A run of records:
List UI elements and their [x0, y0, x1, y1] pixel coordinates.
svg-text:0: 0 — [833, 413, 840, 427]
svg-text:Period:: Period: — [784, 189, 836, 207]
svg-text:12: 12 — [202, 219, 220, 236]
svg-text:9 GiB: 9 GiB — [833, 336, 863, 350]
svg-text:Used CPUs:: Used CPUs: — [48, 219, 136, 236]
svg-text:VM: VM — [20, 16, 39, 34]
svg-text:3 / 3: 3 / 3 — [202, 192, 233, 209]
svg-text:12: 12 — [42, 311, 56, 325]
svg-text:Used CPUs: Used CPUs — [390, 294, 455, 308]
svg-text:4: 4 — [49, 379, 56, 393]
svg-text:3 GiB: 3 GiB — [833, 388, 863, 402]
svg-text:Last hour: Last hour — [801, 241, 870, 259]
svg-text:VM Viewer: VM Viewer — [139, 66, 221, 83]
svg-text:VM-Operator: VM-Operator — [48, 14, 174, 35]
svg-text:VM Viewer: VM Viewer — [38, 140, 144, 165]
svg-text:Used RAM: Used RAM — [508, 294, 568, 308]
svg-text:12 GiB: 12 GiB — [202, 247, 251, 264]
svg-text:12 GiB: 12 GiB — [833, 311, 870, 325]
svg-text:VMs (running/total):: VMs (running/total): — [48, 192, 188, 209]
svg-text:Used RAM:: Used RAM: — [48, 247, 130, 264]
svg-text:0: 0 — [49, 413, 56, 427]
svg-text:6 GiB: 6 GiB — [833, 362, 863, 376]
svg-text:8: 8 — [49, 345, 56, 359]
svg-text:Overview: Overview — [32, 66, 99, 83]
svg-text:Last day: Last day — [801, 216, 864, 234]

STATED EXERCISE: Update everything from the start of the listing down to the line containing "svg-text:Used CPUs: Used" by replacing "Period" with "Interval" and leaving the rest unchanged.

EXERCISE RESULT:
List UI elements and their [x0, y0, x1, y1] pixel coordinates.
svg-text:0: 0 — [833, 413, 840, 427]
svg-text:Interval:: Interval: — [784, 189, 836, 207]
svg-text:12: 12 — [202, 219, 220, 236]
svg-text:9 GiB: 9 GiB — [833, 336, 863, 350]
svg-text:Used CPUs:: Used CPUs: — [48, 219, 136, 236]
svg-text:VM: VM — [20, 16, 39, 34]
svg-text:3 / 3: 3 / 3 — [202, 192, 233, 209]
svg-text:12: 12 — [42, 311, 56, 325]
svg-text:Used CPUs: Used CPUs — [390, 294, 455, 308]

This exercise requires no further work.